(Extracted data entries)
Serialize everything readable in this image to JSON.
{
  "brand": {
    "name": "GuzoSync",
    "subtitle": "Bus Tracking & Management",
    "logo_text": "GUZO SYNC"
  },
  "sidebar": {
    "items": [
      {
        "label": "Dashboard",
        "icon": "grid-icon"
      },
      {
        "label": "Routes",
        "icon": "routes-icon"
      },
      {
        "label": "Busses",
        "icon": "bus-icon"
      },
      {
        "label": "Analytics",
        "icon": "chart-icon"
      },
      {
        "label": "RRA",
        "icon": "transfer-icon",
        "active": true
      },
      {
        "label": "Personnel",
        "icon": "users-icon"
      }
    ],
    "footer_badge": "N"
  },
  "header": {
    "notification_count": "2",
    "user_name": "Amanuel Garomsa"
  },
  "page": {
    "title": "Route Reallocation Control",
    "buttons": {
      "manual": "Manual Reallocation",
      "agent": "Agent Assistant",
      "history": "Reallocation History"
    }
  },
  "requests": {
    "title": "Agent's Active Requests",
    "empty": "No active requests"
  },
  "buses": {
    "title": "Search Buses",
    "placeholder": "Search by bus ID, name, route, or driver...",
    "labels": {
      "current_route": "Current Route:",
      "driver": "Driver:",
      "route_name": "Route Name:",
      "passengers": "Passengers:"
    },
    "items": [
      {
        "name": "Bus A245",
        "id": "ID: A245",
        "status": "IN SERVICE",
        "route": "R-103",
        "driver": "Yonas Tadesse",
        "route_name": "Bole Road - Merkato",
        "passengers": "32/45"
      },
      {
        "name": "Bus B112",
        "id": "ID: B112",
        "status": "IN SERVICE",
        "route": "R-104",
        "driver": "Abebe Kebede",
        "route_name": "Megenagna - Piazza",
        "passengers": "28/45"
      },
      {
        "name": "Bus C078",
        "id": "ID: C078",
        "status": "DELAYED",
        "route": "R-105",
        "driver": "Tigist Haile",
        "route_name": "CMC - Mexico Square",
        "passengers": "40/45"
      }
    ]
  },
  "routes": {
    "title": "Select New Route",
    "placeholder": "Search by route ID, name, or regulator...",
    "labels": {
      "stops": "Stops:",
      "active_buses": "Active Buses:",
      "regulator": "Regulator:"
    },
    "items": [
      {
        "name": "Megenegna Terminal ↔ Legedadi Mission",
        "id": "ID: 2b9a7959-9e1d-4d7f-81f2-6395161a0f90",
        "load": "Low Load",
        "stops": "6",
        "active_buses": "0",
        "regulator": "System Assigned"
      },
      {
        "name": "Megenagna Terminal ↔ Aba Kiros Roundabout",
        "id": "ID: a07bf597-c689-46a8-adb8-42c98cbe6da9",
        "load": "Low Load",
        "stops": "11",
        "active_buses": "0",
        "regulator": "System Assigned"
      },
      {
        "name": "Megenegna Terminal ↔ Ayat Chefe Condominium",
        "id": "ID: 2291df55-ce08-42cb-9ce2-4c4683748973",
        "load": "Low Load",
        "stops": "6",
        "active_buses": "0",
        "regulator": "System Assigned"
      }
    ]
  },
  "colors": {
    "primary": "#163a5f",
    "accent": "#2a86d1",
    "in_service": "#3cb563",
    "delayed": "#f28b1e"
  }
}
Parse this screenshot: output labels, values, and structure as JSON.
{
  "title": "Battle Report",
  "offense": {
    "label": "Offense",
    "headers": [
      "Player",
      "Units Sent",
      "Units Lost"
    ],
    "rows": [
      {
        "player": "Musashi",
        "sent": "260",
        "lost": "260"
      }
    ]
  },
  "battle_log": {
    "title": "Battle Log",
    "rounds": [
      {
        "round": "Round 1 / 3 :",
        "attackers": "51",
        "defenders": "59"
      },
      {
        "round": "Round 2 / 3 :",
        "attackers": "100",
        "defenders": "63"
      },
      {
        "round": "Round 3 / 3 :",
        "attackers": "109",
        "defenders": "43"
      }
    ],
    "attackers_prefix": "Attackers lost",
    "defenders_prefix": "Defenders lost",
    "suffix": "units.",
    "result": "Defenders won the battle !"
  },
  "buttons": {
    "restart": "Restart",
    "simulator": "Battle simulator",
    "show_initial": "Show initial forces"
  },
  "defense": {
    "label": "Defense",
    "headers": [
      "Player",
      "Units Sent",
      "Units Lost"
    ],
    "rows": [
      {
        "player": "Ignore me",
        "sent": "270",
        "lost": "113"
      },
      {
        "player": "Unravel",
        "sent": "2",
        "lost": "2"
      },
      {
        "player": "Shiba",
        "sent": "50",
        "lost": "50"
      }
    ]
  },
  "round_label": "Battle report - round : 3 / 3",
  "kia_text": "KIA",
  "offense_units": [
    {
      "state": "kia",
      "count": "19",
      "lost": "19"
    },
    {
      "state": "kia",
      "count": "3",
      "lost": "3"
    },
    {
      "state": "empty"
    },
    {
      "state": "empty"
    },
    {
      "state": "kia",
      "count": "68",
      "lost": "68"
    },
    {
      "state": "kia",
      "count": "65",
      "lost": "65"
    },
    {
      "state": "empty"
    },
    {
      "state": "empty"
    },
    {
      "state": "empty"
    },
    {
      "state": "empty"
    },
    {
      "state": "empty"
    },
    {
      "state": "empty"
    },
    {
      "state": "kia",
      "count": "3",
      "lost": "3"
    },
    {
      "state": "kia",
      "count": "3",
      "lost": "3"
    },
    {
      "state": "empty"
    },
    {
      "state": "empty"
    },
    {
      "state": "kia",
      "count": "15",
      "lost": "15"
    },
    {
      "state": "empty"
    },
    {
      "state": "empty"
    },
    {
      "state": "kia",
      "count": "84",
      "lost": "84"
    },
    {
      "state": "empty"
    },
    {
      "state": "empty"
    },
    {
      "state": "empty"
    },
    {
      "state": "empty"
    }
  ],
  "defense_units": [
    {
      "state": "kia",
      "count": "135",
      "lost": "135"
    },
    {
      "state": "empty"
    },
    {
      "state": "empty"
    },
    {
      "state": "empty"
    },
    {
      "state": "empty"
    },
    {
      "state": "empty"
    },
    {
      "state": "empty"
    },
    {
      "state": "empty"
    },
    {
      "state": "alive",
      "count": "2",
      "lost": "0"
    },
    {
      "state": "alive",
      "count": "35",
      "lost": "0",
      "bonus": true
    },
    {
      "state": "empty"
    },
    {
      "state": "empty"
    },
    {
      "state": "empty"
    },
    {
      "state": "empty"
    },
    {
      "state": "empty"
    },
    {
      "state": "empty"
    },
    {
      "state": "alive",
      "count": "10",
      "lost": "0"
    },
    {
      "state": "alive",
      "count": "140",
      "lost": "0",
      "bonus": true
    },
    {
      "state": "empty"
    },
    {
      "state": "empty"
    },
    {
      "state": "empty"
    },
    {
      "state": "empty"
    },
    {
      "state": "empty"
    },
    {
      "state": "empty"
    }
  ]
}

**WHAT THE EXERCISE ASKS**
Which lines in the listing above hold the word "Megenegna"? Show each of them.

**SOLUTION FOR THIS PROBLEM**
        "name": "Megenegna Terminal ↔ Legedadi Mission",
        "name": "Megenegna Terminal ↔ Ayat Chefe Condominium",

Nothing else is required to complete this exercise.